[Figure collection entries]
>>>>
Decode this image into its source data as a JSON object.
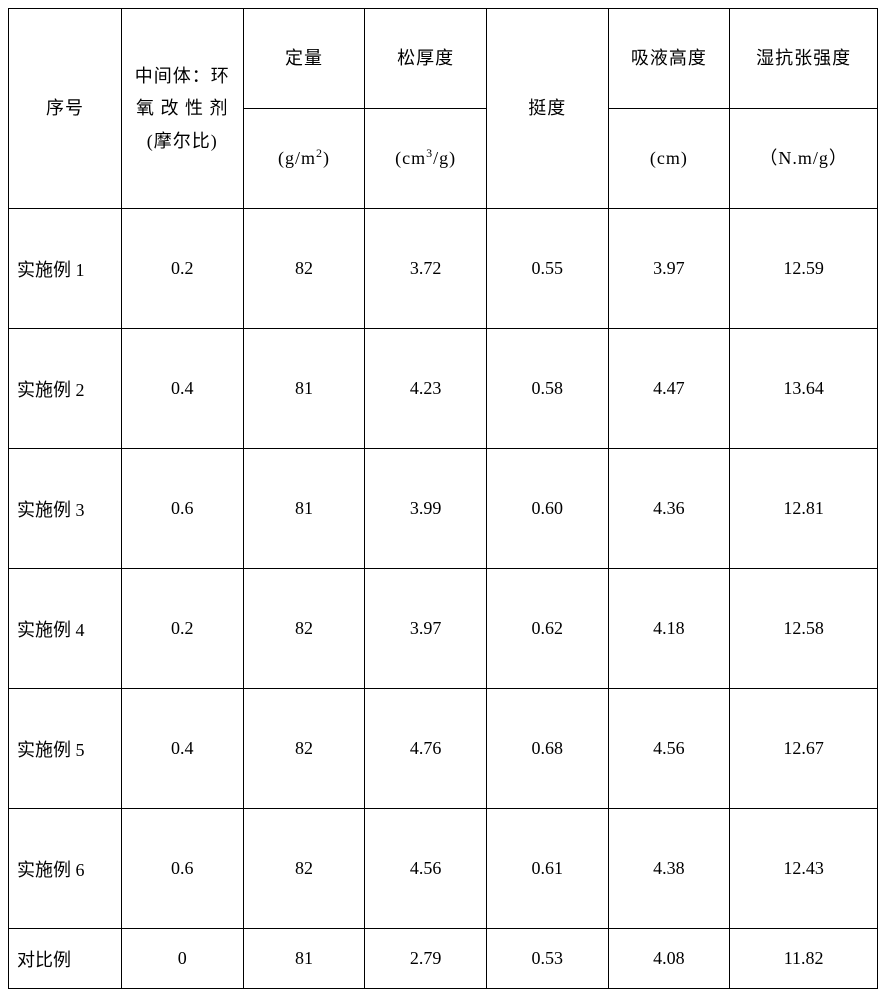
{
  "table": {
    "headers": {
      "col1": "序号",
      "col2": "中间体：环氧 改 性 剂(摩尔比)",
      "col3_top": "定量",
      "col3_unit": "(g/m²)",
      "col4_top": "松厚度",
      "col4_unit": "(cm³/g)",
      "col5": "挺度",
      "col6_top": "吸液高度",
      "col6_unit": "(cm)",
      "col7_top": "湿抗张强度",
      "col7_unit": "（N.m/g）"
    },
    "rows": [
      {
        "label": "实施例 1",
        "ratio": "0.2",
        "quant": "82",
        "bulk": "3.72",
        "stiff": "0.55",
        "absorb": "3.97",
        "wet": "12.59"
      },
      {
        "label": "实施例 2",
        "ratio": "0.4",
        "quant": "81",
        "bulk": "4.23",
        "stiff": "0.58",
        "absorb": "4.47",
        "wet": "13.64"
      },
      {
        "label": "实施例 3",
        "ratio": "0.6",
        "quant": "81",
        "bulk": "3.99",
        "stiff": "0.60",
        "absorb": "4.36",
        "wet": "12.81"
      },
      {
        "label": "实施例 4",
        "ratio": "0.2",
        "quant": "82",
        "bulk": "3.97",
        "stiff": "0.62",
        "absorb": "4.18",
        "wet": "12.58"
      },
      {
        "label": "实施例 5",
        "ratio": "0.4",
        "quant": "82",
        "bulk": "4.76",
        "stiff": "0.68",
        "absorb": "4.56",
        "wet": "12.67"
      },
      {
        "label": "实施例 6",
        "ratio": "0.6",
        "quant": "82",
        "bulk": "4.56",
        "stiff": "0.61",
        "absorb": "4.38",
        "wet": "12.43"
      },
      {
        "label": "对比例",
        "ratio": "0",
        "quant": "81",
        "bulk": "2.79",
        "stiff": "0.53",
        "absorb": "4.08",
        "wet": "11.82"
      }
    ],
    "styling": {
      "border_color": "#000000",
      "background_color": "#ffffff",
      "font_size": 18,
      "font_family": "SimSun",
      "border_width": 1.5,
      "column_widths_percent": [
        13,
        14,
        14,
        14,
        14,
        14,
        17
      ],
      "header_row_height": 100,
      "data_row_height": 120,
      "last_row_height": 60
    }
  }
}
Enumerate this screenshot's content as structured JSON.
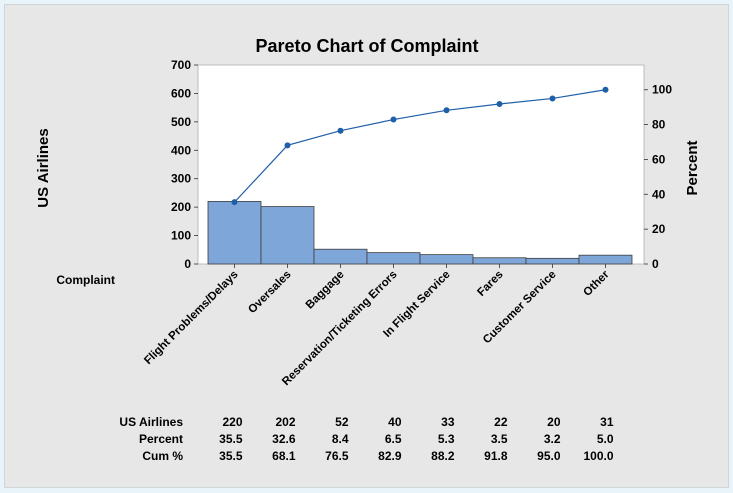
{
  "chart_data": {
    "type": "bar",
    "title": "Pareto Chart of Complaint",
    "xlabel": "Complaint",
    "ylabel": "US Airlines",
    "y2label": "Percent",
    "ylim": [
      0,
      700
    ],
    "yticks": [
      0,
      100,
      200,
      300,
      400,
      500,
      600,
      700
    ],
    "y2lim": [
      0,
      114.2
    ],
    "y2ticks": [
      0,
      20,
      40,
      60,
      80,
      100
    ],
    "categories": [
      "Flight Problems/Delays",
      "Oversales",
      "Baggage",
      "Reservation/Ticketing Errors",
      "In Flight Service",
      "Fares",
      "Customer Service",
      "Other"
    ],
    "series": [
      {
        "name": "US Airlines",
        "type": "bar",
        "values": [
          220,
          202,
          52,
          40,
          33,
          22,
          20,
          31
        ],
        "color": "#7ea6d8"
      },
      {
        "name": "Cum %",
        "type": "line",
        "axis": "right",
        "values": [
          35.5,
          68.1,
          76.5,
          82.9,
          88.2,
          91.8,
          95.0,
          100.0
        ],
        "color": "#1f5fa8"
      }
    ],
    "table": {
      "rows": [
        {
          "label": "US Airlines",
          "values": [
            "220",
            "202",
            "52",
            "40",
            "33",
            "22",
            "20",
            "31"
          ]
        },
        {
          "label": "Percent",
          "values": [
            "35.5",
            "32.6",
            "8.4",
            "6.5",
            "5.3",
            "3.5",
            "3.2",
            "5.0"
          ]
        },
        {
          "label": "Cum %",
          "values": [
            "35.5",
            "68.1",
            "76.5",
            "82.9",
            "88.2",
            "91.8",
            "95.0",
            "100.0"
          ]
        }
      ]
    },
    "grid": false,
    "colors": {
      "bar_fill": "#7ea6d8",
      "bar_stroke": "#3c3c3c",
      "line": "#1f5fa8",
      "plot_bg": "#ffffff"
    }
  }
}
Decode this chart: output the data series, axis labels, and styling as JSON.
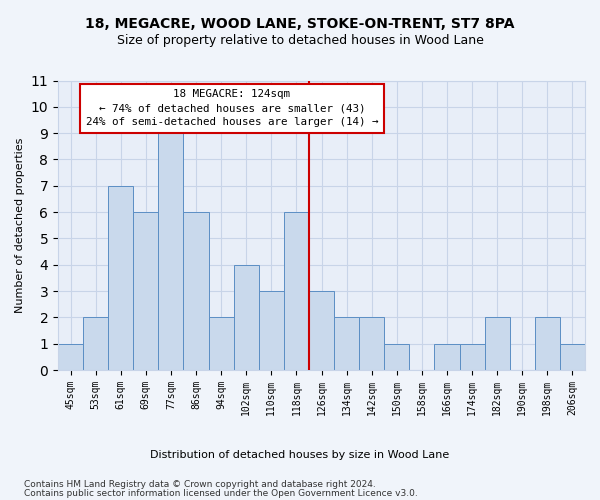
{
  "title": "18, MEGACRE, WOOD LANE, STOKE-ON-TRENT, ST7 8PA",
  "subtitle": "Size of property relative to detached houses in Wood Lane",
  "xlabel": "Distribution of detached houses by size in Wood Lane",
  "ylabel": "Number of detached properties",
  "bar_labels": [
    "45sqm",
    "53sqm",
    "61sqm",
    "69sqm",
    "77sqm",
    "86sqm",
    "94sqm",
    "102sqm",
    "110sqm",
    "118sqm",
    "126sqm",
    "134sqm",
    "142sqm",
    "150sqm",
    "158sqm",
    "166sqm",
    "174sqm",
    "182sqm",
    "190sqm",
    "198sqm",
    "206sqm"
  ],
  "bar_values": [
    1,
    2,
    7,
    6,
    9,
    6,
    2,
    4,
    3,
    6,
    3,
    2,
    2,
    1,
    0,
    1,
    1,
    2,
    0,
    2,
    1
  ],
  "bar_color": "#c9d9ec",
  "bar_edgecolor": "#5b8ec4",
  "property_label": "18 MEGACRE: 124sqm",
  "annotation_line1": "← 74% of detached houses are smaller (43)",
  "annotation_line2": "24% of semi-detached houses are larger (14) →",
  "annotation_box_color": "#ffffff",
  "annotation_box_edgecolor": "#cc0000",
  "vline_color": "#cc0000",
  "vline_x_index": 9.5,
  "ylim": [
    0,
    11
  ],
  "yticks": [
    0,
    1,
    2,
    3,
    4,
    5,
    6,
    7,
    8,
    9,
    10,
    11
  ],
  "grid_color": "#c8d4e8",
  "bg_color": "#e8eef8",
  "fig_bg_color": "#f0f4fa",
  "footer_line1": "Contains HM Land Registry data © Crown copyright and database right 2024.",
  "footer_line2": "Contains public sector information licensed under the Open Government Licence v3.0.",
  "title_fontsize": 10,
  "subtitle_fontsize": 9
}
<<<<
## Aim of the task:
Of the lines above, how many hold the string "Complaint"? Answer with only the number.

## Written reply:
2